Take each line that has the word "Rolling" and return it.

Excerpts from a figure dataset:
○ ○ ○ ○
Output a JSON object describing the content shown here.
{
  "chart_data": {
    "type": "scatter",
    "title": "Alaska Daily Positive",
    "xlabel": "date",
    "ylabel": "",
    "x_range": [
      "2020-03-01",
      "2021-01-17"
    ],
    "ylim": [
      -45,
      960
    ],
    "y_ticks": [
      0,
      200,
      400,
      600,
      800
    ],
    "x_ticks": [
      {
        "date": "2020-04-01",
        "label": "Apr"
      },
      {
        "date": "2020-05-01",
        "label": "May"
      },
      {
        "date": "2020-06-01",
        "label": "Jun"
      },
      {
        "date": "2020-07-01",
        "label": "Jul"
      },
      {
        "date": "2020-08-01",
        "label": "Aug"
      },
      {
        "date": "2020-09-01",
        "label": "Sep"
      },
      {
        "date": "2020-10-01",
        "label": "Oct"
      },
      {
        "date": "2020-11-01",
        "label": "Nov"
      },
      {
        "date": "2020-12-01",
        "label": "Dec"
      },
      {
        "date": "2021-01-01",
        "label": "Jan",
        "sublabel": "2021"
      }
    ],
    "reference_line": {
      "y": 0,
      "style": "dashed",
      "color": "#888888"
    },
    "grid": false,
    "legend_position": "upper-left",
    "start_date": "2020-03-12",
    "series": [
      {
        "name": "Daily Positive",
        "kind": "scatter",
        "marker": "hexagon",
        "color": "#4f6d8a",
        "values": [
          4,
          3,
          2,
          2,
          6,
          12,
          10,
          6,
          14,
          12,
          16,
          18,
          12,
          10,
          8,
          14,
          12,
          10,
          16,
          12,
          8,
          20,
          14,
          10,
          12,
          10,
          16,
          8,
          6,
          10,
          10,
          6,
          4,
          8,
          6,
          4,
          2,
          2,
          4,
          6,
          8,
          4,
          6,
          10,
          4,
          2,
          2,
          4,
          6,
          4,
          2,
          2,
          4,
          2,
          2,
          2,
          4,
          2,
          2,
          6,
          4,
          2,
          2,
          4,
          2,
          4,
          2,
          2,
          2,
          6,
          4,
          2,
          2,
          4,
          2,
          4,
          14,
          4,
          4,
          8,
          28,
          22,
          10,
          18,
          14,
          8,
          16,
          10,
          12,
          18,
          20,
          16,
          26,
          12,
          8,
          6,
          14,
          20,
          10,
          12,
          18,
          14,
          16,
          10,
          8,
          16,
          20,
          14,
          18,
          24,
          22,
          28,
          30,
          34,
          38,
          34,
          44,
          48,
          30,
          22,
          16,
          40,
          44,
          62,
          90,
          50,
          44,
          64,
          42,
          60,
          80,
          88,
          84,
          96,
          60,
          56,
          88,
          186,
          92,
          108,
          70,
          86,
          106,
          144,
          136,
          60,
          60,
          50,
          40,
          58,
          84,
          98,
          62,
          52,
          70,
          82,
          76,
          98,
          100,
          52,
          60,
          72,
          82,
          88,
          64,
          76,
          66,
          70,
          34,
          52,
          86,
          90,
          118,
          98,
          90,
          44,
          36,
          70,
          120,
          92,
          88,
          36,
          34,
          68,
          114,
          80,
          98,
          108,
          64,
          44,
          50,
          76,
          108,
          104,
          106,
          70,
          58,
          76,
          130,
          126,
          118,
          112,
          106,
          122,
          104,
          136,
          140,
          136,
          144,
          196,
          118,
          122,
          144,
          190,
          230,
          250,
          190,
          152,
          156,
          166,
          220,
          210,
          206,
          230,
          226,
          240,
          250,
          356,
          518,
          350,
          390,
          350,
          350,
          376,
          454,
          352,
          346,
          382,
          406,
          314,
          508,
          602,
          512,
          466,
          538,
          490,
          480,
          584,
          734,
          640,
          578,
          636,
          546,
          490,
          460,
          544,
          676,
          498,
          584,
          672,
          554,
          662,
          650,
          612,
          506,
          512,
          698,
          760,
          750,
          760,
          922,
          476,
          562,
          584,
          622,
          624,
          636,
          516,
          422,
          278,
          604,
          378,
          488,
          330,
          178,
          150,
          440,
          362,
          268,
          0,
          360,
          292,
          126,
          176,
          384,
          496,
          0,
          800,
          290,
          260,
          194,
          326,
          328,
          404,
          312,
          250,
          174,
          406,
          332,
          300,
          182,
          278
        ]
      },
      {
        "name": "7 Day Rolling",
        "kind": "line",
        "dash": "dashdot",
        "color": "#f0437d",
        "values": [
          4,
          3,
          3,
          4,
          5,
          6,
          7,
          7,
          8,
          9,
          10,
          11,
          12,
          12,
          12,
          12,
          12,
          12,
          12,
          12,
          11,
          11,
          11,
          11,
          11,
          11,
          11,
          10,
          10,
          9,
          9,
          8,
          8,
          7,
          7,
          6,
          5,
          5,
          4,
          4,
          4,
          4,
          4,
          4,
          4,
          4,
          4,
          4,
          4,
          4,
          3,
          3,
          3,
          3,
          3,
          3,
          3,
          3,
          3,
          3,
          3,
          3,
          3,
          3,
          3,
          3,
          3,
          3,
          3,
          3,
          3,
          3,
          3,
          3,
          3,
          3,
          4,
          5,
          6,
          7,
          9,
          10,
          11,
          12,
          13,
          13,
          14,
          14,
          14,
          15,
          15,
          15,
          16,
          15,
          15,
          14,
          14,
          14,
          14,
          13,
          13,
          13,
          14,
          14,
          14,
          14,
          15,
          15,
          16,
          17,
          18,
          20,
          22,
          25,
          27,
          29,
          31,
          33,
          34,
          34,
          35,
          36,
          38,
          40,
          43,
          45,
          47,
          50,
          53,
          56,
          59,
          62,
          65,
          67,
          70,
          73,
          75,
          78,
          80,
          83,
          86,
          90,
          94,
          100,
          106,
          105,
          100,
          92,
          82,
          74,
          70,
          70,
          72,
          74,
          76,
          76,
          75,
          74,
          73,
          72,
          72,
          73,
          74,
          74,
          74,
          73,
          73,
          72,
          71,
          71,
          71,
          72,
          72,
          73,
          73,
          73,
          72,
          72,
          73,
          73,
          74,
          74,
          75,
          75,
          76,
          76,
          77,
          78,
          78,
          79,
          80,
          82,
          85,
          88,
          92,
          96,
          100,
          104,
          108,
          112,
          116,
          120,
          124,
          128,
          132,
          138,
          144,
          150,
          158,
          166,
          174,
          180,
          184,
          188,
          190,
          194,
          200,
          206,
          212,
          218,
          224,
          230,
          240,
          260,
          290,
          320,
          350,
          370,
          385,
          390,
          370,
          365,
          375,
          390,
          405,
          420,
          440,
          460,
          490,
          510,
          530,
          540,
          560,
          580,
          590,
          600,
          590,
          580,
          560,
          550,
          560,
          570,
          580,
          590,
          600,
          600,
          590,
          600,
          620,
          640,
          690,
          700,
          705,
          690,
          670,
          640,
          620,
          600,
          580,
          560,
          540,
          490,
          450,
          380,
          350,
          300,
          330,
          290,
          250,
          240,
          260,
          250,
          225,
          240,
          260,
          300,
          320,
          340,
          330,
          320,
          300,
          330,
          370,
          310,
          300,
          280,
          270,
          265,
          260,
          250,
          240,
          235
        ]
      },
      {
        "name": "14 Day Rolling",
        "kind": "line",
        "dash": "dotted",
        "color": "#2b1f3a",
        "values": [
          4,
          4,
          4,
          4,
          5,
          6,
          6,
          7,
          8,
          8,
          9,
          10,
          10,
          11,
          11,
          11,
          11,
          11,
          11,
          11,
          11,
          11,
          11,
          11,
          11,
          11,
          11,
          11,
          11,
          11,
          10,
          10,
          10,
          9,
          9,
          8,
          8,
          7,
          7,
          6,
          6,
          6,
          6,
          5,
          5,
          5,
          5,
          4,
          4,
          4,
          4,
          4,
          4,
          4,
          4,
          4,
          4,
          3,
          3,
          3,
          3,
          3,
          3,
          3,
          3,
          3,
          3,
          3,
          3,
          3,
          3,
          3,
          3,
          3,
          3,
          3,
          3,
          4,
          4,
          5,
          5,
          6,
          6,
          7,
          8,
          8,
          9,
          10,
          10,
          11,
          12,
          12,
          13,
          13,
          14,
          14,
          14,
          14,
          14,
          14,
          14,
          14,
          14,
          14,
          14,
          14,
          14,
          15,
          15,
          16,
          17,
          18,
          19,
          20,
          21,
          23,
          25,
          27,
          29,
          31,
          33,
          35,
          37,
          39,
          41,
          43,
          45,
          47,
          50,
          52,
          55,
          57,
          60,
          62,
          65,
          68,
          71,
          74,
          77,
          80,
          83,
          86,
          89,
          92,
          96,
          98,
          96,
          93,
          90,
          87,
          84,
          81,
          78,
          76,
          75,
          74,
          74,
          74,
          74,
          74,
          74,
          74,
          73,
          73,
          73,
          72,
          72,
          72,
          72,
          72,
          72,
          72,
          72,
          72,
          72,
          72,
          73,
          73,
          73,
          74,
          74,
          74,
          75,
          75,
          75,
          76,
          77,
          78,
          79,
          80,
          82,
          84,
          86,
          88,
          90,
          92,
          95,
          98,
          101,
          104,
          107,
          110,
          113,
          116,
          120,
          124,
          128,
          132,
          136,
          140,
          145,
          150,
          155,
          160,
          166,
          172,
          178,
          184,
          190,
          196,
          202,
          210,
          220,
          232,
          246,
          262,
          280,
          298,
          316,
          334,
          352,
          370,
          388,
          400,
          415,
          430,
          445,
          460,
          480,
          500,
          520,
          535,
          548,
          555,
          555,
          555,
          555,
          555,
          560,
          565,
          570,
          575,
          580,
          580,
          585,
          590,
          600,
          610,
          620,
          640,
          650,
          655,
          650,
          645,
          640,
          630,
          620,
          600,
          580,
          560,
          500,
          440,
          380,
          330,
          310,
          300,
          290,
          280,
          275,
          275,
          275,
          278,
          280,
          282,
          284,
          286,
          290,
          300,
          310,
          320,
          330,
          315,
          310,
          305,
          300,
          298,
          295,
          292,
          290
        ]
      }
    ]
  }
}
○ ○ ○ ○
Task response:
        "name": "7 Day Rolling",
        "name": "14 Day Rolling",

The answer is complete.